>> Begin Data in this exercise

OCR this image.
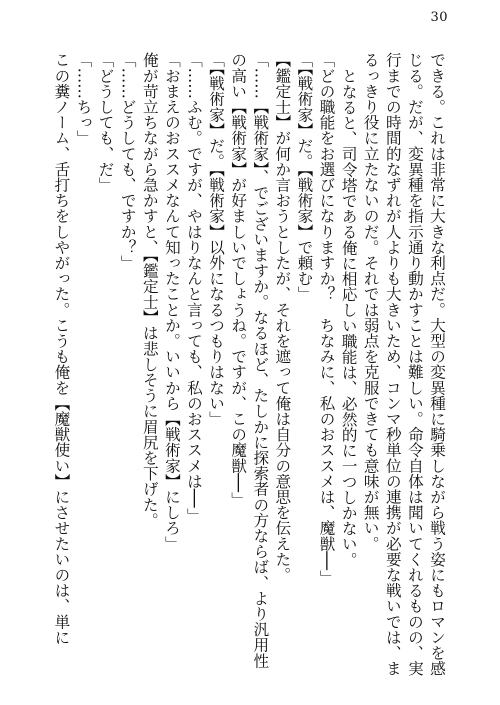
30

できる。これは非常に大きな利点だ。大型の変異種に騎乗しながら戦う姿にもロマンを感

じる。だが、変異種を指示通り動かすことは難しい。命令自体は聞いてくれるものの、実

行までの時間的なずれが人よりも大きいため、コンマ秒単位の連携が必要な戦いでは、ま

るっきり役に立たないのだ。それでは弱点を克服できても意味が無い。

となると、司令塔である俺に相応しい職能は、必然的に一つしかない。

「どの職能をお選びになりますか？　ちなみに、私のおススメは、魔獣──」

「【戦術家】だ。【戦術家】で頼む」

【鑑定士】が何か言おうとしたが、それを遮って俺は自分の意思を伝えた。

「……【戦術家】、でございますか。なるほど、たしかに探索者の方ならば、より汎用性

の高い【戦術家】が好ましいでしょうね。ですが、この魔獣──」

「【戦術家】だ。【戦術家】以外になるつもりはない」

「……ふむ。ですが、やはりなんと言っても、私のおススメは──」

「おまえのおススメなんて知ったことか。いいから【戦術家】にしろ」

俺が苛立ちながら急かすと、【鑑定士】は悲しそうに眉尻を下げた。

「……どうしても、ですか？」

「どうしても、だ」

「……ちっ」

この糞ノーム、舌打ちをしやがった。こうも俺を【魔獣使い】にさせたいのは、単に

>> End Data in this exercise

List every line in the records above that contains the word "私のおススメは".

▶ _Output below_
「どの職能をお選びになりますか？　ちなみに、私のおススメは、魔獣──」
「……ふむ。ですが、やはりなんと言っても、私のおススメは──」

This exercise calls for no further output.